WHAT IS REQUIRED – Copy all lines below exactly as written. Leave pictures out.
==== DATA FOR THIS EXERCISE
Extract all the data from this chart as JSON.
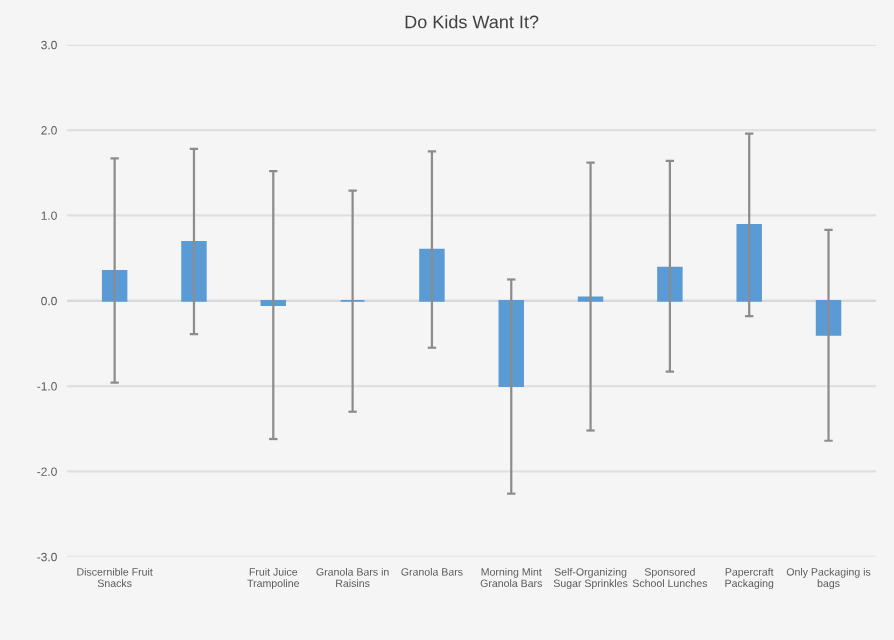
{
  "chart_data": {
    "type": "bar",
    "title": "Do Kids Want It?",
    "categories": [
      "Discernible Fruit\nSnacks",
      null,
      "Fruit Juice\nTrampoline",
      "Granola Bars in\nRaisins",
      "Granola Bars",
      "Morning Mint\nGranola Bars",
      "Self-Organizing\nSugar Sprinkles",
      "Sponsored\nSchool Lunches",
      "Papercraft\nPackaging",
      "Only Packaging is\nbags"
    ],
    "values": [
      0.35,
      0.69,
      -0.05,
      0,
      0.6,
      -1.0,
      0.04,
      0.39,
      0.89,
      -0.4
    ],
    "errors": [
      [
        -0.96,
        1.67
      ],
      [
        -0.39,
        1.78
      ],
      [
        -1.62,
        1.52
      ],
      [
        -1.3,
        1.29
      ],
      [
        -0.55,
        1.75
      ],
      [
        -2.26,
        0.25
      ],
      [
        -1.52,
        1.62
      ],
      [
        -0.83,
        1.64
      ],
      [
        -0.18,
        1.96
      ],
      [
        -1.64,
        0.83
      ]
    ],
    "color": "#5b9bd5",
    "ylim": [
      -3,
      3
    ],
    "yticks": [
      {
        "value": -3,
        "label": "-3.0"
      },
      {
        "value": -2,
        "label": "-2.0"
      },
      {
        "value": -1,
        "label": "-1.0"
      },
      {
        "value": 0,
        "label": "0.0"
      },
      {
        "value": 1,
        "label": "1.0"
      },
      {
        "value": 2,
        "label": "2.0"
      },
      {
        "value": 3,
        "label": "3.0"
      }
    ],
    "grid": "y"
  }
}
========
EXERCISE RESPONSE –
Extract all the data from this chart as JSON.
{
  "chart_data": {
    "type": "bar",
    "title": "Do Kids Want It?",
    "categories": [
      "Discernible Fruit\nSnacks",
      null,
      "Fruit Juice\nTrampoline",
      "Granola Bars in\nRaisins",
      "Granola Bars",
      "Morning Mint\nGranola Bars",
      "Self-Organizing\nSugar Sprinkles",
      "Sponsored\nSchool Lunches",
      "Papercraft\nPackaging",
      "Only Packaging is\nbags"
    ],
    "values": [
      0.35,
      0.69,
      -0.05,
      0,
      0.6,
      -1.0,
      0.04,
      0.39,
      0.89,
      -0.4
    ],
    "errors": [
      [
        -0.96,
        1.67
      ],
      [
        -0.39,
        1.78
      ],
      [
        -1.62,
        1.52
      ],
      [
        -1.3,
        1.29
      ],
      [
        -0.55,
        1.75
      ],
      [
        -2.26,
        0.25
      ],
      [
        -1.52,
        1.62
      ],
      [
        -0.83,
        1.64
      ],
      [
        -0.18,
        1.96
      ],
      [
        -1.64,
        0.83
      ]
    ],
    "color": "#5b9bd5",
    "ylim": [
      -3,
      3
    ],
    "yticks": [
      {
        "value": -3,
        "label": "-3.0"
      },
      {
        "value": -2,
        "label": "-2.0"
      },
      {
        "value": -1,
        "label": "-1.0"
      },
      {
        "value": 0,
        "label": "0.0"
      },
      {
        "value": 1,
        "label": "1.0"
      },
      {
        "value": 2,
        "label": "2.0"
      },
      {
        "value": 3,
        "label": "3.0"
      }
    ],
    "grid": "y"
  }
}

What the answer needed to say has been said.